▶ [Task statement]:
Provide only the number of lines in the data below that contain the word "JSON".

▶ [Records contained in a dataset]:

>>

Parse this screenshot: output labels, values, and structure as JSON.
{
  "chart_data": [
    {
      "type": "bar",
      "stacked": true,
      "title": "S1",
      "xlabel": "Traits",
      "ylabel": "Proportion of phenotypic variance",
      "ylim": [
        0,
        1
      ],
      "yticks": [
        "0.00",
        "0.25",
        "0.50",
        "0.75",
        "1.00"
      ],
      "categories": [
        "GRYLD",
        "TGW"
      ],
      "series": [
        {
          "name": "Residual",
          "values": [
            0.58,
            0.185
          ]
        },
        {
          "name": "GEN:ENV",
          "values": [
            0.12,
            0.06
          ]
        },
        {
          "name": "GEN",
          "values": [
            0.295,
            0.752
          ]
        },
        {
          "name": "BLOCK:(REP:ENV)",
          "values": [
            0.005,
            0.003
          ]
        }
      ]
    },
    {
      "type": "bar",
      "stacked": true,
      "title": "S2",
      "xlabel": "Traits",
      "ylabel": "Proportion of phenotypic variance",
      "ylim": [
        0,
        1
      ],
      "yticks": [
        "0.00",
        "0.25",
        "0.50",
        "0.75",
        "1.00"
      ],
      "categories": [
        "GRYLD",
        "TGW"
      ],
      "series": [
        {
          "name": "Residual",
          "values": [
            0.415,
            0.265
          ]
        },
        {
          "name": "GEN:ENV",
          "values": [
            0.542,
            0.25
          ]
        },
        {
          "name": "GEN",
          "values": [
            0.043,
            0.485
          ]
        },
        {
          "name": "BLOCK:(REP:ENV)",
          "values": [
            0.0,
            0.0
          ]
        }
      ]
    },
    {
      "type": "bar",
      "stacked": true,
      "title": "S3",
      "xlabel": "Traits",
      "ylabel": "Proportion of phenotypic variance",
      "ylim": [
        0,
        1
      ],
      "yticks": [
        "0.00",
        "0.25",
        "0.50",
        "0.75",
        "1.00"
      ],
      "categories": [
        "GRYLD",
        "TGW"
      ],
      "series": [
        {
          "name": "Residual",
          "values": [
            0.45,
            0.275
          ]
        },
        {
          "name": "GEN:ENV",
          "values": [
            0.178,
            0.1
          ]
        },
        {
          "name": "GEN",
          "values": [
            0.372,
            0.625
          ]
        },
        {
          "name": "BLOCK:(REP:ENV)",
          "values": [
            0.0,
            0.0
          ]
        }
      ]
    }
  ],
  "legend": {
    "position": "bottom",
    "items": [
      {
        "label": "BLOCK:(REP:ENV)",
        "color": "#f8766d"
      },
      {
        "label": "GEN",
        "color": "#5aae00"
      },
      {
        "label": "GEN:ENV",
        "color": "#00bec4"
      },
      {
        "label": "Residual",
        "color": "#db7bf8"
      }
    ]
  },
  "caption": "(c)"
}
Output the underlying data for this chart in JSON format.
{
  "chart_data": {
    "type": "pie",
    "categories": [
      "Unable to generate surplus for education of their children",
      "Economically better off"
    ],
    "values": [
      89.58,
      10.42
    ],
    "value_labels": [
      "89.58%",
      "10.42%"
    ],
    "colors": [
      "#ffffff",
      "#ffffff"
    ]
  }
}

<<

▶ [Expected answer]:
2